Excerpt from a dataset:
*-*-*

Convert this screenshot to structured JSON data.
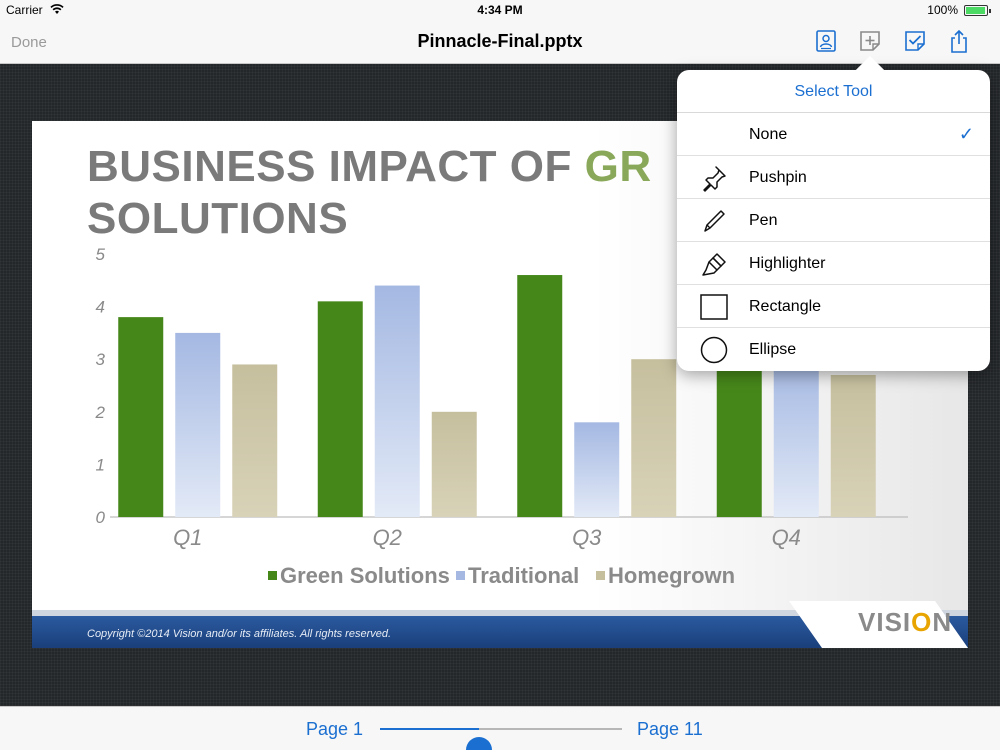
{
  "status_bar": {
    "carrier": "Carrier",
    "time": "4:34 PM",
    "battery": "100%"
  },
  "nav_bar": {
    "done_label": "Done",
    "title": "Pinnacle-Final.pptx",
    "toolbar_icons": [
      "contact-card-icon",
      "add-annotation-icon",
      "checkbox-icon",
      "share-icon"
    ]
  },
  "slide": {
    "headline_part1": "BUSINESS IMPACT OF ",
    "headline_part2": "GR",
    "headline_line2": "SOLUTIONS",
    "copyright": "Copyright ©2014 Vision and/or its affiliates. All rights reserved.",
    "logo_text_a": "VISI",
    "logo_text_b": "O",
    "logo_text_c": "N"
  },
  "chart_data": {
    "type": "bar",
    "categories": [
      "Q1",
      "Q2",
      "Q3",
      "Q4"
    ],
    "series": [
      {
        "name": "Green Solutions",
        "color": "#46871a",
        "values": [
          3.8,
          4.1,
          4.6,
          3.0
        ]
      },
      {
        "name": "Traditional",
        "color": "#a4b8e2",
        "values": [
          3.5,
          4.4,
          1.8,
          3.0
        ]
      },
      {
        "name": "Homegrown",
        "color": "#c6bf9e",
        "values": [
          2.9,
          2.0,
          3.0,
          2.7
        ]
      }
    ],
    "yticks": [
      "0",
      "1",
      "2",
      "3",
      "4",
      "5"
    ],
    "ylim": [
      0,
      5
    ],
    "legend_position": "bottom",
    "grid": false
  },
  "popover": {
    "title": "Select Tool",
    "items": [
      {
        "label": "None",
        "icon": "",
        "selected": true
      },
      {
        "label": "Pushpin",
        "icon": "pushpin-icon",
        "selected": false
      },
      {
        "label": "Pen",
        "icon": "pen-icon",
        "selected": false
      },
      {
        "label": "Highlighter",
        "icon": "highlighter-icon",
        "selected": false
      },
      {
        "label": "Rectangle",
        "icon": "rectangle-icon",
        "selected": false
      },
      {
        "label": "Ellipse",
        "icon": "ellipse-icon",
        "selected": false
      }
    ],
    "check_glyph": "✓"
  },
  "page_nav": {
    "first_label": "Page 1",
    "last_label": "Page 11",
    "position_fraction": 0.41
  },
  "colors": {
    "accent": "#1b6fd1",
    "headline_gray": "#7a7a7a",
    "headline_green": "#8aa85a"
  }
}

*-*-*

REQUIRED TASK: Select every line where the word "name" occurs.

RESULT OF THIS EXERCISE:
        "name": "Green Solutions",
        "name": "Traditional",
        "name": "Homegrown",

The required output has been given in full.